_Exercise_: Count every line that holds the string "xlabel", then give that number alone.

(Records from a data collection)
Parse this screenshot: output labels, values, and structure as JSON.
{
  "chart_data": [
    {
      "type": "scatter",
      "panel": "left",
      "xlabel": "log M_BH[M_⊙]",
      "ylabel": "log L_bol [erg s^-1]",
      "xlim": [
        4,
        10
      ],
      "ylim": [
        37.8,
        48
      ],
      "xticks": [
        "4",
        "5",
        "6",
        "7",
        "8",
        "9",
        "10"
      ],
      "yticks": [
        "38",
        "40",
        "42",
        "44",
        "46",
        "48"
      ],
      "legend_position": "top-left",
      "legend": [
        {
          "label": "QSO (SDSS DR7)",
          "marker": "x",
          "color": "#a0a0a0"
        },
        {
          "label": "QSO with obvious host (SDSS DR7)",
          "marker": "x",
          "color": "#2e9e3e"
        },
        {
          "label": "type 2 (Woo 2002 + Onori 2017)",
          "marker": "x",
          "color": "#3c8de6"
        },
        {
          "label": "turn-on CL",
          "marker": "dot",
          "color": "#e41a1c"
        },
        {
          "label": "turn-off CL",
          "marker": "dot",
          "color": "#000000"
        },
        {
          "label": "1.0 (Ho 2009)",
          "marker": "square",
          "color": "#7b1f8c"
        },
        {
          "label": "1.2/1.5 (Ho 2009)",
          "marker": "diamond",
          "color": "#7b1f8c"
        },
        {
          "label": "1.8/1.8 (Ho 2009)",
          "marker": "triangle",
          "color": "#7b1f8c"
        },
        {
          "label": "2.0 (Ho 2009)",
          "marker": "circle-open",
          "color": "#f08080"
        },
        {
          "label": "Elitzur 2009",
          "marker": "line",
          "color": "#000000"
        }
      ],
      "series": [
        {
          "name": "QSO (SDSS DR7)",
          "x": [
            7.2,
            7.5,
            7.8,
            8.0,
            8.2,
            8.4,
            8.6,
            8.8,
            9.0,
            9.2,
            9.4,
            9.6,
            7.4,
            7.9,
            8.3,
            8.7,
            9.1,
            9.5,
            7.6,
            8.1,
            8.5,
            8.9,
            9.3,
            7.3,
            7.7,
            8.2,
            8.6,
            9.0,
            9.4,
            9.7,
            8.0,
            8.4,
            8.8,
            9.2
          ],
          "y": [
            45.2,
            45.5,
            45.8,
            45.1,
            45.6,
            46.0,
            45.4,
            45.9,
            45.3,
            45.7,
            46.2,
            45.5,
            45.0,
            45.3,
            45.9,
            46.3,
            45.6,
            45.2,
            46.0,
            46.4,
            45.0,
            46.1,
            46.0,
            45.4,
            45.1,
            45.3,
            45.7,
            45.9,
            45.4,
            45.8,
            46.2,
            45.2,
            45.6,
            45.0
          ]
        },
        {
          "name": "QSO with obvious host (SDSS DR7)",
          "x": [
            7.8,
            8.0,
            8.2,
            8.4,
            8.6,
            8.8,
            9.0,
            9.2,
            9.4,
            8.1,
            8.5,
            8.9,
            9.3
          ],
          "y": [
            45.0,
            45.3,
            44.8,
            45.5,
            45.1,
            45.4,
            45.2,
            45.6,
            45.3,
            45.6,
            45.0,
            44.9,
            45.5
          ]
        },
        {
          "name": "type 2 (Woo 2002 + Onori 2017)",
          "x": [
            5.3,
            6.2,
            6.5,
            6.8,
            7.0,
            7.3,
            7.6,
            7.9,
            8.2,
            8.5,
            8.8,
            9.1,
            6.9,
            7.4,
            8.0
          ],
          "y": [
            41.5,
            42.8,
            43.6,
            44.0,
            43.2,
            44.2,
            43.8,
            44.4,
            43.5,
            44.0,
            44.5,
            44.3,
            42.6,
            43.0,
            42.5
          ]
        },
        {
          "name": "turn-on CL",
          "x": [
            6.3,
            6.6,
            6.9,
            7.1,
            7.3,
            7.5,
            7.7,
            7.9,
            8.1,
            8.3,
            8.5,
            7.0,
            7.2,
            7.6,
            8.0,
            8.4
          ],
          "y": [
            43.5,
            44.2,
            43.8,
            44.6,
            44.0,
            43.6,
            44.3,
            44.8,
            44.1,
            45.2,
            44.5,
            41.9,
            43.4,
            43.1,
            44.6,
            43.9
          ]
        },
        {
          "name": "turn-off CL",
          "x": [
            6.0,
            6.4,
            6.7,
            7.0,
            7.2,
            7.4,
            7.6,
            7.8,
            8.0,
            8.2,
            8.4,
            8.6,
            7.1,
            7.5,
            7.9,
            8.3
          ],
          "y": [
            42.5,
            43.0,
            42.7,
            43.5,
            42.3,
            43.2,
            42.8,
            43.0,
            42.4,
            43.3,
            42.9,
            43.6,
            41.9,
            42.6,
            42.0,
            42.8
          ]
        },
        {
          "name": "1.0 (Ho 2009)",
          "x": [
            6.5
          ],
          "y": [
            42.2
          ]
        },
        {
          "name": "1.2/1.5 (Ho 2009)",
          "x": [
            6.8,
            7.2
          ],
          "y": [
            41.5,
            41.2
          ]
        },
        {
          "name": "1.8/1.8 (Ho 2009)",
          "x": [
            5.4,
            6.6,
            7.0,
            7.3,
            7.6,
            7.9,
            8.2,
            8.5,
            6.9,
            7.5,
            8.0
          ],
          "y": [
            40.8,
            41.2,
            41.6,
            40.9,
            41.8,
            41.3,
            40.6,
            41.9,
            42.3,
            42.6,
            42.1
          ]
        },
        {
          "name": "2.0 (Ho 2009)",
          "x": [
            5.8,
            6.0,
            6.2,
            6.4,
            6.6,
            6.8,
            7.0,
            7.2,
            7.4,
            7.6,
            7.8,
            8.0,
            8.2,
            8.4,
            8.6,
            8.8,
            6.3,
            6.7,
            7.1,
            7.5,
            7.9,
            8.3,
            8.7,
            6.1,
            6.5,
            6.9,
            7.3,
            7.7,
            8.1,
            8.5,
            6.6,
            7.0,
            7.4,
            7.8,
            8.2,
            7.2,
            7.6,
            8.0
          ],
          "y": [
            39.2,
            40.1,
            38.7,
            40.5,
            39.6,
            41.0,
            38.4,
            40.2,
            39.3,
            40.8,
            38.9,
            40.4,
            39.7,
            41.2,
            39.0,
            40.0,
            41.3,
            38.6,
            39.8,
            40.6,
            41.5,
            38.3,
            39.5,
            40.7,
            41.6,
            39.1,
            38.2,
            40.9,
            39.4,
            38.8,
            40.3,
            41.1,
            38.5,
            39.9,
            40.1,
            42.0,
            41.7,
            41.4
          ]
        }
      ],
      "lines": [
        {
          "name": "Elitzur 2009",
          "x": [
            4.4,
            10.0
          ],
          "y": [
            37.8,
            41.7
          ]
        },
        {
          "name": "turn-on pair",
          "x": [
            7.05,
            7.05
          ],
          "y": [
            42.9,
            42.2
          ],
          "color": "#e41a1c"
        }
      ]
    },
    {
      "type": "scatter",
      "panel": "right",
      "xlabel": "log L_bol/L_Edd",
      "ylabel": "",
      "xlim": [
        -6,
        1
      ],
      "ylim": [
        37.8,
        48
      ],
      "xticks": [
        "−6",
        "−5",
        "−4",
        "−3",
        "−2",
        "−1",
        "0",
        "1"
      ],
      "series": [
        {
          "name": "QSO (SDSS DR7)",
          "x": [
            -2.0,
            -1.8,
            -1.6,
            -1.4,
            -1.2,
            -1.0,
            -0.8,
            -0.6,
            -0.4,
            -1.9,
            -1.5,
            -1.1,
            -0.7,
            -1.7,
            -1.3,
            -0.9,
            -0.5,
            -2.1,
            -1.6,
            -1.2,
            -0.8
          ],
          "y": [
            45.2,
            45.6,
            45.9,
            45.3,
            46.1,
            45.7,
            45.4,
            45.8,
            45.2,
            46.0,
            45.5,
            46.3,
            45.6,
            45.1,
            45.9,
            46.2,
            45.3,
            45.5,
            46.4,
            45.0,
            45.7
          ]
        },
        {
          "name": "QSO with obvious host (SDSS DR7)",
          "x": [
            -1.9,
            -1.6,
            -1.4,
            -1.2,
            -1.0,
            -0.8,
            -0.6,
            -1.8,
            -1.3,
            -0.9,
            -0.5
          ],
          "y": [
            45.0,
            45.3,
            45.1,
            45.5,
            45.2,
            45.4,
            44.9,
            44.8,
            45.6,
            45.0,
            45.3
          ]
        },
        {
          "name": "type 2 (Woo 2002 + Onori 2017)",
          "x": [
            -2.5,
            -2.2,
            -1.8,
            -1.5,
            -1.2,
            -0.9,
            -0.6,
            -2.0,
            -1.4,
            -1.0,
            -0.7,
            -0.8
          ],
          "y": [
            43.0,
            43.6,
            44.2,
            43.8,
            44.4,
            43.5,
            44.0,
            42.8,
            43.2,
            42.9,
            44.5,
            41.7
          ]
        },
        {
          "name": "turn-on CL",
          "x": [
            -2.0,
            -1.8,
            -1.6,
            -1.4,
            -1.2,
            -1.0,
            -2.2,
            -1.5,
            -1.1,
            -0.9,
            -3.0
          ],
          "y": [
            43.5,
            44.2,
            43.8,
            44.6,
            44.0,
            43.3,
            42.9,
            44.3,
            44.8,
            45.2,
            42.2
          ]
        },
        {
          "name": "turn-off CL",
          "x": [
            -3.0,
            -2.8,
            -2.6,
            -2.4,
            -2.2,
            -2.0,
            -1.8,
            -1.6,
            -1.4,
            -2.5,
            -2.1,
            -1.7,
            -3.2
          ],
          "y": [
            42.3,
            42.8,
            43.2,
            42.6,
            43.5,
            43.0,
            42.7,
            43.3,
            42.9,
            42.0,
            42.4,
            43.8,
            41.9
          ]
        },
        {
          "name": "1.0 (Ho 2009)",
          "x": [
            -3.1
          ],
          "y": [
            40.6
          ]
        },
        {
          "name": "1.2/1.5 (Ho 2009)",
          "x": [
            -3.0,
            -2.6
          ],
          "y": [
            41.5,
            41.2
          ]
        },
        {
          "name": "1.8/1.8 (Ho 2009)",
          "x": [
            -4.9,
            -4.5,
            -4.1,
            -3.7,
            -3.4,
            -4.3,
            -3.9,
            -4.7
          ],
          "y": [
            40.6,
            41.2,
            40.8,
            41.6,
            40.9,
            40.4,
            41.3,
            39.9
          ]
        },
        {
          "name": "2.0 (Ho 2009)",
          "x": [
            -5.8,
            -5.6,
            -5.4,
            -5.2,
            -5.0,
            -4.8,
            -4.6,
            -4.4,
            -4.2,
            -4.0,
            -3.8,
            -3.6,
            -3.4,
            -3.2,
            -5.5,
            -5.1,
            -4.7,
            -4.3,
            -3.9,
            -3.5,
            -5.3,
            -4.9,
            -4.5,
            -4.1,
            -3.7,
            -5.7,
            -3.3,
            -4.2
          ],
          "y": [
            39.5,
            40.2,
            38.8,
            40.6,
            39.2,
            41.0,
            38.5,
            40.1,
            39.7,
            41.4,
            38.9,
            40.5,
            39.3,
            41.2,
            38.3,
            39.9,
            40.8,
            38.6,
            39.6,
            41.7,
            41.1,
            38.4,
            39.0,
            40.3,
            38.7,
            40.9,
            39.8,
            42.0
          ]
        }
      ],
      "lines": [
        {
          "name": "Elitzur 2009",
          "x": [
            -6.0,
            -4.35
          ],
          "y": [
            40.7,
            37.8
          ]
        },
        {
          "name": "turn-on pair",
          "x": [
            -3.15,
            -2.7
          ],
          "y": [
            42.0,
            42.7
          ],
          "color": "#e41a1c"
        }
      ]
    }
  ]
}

_Result for this task_: 2